## TASK PROMPT
Show each line of the data below that has the string "content" in it.

Figure collection entries
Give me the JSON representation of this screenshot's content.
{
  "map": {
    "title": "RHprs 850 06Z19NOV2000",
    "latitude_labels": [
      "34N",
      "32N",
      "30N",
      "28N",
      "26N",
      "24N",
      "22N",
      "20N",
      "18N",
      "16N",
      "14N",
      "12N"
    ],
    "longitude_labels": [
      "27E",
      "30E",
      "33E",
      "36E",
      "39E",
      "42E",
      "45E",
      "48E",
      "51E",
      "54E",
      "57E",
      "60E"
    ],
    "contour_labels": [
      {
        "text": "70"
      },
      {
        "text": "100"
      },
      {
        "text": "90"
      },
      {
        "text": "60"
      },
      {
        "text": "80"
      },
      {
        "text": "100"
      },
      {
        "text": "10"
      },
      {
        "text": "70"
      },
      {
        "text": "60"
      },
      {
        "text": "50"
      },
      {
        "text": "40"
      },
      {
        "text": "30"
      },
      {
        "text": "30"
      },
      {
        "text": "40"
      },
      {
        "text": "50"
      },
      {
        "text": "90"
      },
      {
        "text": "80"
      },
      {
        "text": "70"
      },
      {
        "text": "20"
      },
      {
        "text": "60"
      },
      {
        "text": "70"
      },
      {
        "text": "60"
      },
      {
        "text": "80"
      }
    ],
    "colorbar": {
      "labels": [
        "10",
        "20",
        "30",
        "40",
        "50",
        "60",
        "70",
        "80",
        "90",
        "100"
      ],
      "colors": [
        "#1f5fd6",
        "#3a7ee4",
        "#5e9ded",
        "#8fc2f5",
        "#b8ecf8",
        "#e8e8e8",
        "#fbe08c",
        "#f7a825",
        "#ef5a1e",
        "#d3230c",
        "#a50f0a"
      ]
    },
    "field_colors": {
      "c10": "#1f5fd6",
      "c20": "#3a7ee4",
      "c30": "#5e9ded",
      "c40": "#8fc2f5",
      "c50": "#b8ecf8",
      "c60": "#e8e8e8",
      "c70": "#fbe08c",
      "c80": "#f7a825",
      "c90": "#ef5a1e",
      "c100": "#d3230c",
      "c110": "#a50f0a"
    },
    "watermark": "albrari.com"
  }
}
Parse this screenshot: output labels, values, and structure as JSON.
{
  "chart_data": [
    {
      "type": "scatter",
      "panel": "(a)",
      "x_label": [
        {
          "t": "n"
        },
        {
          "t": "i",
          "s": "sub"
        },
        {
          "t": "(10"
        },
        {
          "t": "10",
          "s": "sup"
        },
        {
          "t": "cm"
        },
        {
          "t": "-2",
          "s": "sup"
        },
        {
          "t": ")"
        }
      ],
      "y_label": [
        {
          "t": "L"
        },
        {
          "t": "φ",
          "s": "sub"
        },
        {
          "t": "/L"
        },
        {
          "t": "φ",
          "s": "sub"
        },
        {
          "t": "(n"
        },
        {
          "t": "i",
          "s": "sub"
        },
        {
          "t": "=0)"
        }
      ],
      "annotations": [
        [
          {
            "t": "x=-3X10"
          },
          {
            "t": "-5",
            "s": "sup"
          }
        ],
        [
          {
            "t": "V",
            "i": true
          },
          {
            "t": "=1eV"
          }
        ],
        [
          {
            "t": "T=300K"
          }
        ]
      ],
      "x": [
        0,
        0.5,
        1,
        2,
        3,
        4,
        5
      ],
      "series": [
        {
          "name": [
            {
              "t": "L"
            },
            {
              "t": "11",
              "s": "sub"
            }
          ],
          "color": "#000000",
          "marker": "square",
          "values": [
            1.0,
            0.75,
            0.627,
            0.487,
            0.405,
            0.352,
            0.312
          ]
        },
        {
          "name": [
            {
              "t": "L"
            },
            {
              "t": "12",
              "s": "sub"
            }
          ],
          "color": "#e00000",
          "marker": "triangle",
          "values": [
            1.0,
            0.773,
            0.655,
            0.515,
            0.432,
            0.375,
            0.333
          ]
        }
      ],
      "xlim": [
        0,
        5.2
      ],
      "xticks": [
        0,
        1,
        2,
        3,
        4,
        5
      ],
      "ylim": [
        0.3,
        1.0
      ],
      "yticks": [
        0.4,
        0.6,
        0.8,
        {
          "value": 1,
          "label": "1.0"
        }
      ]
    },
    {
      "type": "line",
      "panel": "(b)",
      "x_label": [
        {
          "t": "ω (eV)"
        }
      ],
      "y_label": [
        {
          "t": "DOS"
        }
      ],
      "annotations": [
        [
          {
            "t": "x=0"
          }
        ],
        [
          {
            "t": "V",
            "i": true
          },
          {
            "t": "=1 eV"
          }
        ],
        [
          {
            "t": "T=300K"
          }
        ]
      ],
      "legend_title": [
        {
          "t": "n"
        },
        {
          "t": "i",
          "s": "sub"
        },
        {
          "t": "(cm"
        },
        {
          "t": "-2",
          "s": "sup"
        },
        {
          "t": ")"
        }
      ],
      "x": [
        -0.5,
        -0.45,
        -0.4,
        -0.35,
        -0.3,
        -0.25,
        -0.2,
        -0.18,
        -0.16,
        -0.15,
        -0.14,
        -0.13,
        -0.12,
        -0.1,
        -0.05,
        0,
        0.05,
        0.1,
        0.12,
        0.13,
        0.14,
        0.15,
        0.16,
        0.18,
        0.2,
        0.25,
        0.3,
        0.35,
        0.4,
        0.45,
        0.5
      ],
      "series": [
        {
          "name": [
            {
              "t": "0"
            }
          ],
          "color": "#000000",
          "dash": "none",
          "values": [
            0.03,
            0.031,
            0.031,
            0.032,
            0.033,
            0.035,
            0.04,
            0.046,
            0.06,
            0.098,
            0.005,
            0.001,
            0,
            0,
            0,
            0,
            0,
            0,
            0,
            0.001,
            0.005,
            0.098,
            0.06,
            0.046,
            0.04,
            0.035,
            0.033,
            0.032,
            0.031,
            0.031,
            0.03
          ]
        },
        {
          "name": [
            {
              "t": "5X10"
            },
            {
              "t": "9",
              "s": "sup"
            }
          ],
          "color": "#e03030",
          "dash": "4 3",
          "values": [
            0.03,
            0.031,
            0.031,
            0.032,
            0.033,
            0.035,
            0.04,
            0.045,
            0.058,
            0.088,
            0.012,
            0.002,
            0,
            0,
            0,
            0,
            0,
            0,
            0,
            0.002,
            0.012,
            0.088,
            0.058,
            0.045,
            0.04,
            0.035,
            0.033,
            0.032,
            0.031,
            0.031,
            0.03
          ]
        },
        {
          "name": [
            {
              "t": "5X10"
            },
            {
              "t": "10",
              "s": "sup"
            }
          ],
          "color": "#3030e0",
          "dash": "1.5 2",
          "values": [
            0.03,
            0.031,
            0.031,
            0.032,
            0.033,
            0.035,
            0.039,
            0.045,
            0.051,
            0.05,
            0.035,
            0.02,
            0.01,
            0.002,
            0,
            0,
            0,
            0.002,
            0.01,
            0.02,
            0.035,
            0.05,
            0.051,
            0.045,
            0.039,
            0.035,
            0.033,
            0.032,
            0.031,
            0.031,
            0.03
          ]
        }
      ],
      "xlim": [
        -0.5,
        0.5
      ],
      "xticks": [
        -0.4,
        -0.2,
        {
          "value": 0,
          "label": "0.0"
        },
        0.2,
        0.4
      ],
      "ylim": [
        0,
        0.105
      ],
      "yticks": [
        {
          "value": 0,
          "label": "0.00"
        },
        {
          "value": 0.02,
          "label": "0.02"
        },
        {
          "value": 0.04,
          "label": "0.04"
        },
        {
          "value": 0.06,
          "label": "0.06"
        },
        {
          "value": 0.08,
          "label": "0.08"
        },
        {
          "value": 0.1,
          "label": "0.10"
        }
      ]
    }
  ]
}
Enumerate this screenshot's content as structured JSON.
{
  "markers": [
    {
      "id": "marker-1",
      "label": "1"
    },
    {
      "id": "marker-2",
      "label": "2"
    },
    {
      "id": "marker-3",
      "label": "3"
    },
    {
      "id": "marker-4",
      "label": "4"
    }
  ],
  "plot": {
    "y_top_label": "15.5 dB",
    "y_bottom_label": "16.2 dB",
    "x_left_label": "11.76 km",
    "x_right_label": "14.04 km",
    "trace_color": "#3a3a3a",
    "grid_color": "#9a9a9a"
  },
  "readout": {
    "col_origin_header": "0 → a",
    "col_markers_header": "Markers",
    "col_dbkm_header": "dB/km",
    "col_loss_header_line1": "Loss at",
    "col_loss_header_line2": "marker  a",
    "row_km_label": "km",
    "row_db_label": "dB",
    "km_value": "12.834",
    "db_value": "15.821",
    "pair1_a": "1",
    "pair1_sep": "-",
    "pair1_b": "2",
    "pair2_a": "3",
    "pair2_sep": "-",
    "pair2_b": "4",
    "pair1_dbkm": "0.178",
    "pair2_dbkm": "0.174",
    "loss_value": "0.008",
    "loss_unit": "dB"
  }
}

## EXERCISE RESULT
Give me the JSON representation of this screenshot's content.
Enumerate this screenshot's content as structured JSON.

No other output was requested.